- Brief:
Reproduce every record below exactly as written, but leave out any pictures.

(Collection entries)
==================================================
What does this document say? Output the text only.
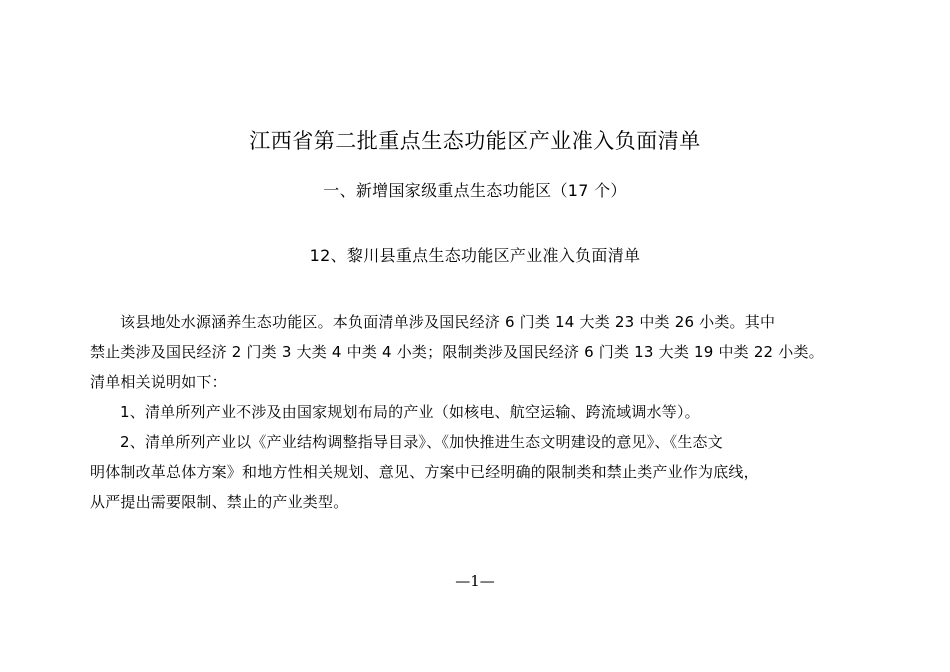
江西省第二批重点生态功能区产业准入负面清单
一、新增国家级重点生态功能区（17 个）
12、黎川县重点生态功能区产业准入负面清单

该县地处水源涵养生态功能区。本负面清单涉及国民经济 6 门类 14 大类 23 中类 26 小类。其中

禁止类涉及国民经济 2 门类 3 大类 4 中类 4 小类；限制类涉及国民经济 6 门类 13 大类 19 中类 22 小类。

清单相关说明如下：

1、清单所列产业不涉及由国家规划布局的产业（如核电、航空运输、跨流域调水等）。

2、清单所列产业以《产业结构调整指导目录》、《加快推进生态文明建设的意见》、《生态文

明体制改革总体方案》和地方性相关规划、意见、方案中已经明确的限制类和禁止类产业作为底线，

从严提出需要限制、禁止的产业类型。

—1—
==================================================
- Response to the exercise:
What does this document say? Output the text only.
江西省第二批重点生态功能区产业准入负面清单
一、新增国家级重点生态功能区（17 个）
12、黎川县重点生态功能区产业准入负面清单

该县地处水源涵养生态功能区。本负面清单涉及国民经济 6 门类 14 大类 23 中类 26 小类。其中

禁止类涉及国民经济 2 门类 3 大类 4 中类 4 小类；限制类涉及国民经济 6 门类 13 大类 19 中类 22 小类。

清单相关说明如下：

1、清单所列产业不涉及由国家规划布局的产业（如核电、航空运输、跨流域调水等）。

2、清单所列产业以《产业结构调整指导目录》、《加快推进生态文明建设的意见》、《生态文

明体制改革总体方案》和地方性相关规划、意见、方案中已经明确的限制类和禁止类产业作为底线，

从严提出需要限制、禁止的产业类型。

—1—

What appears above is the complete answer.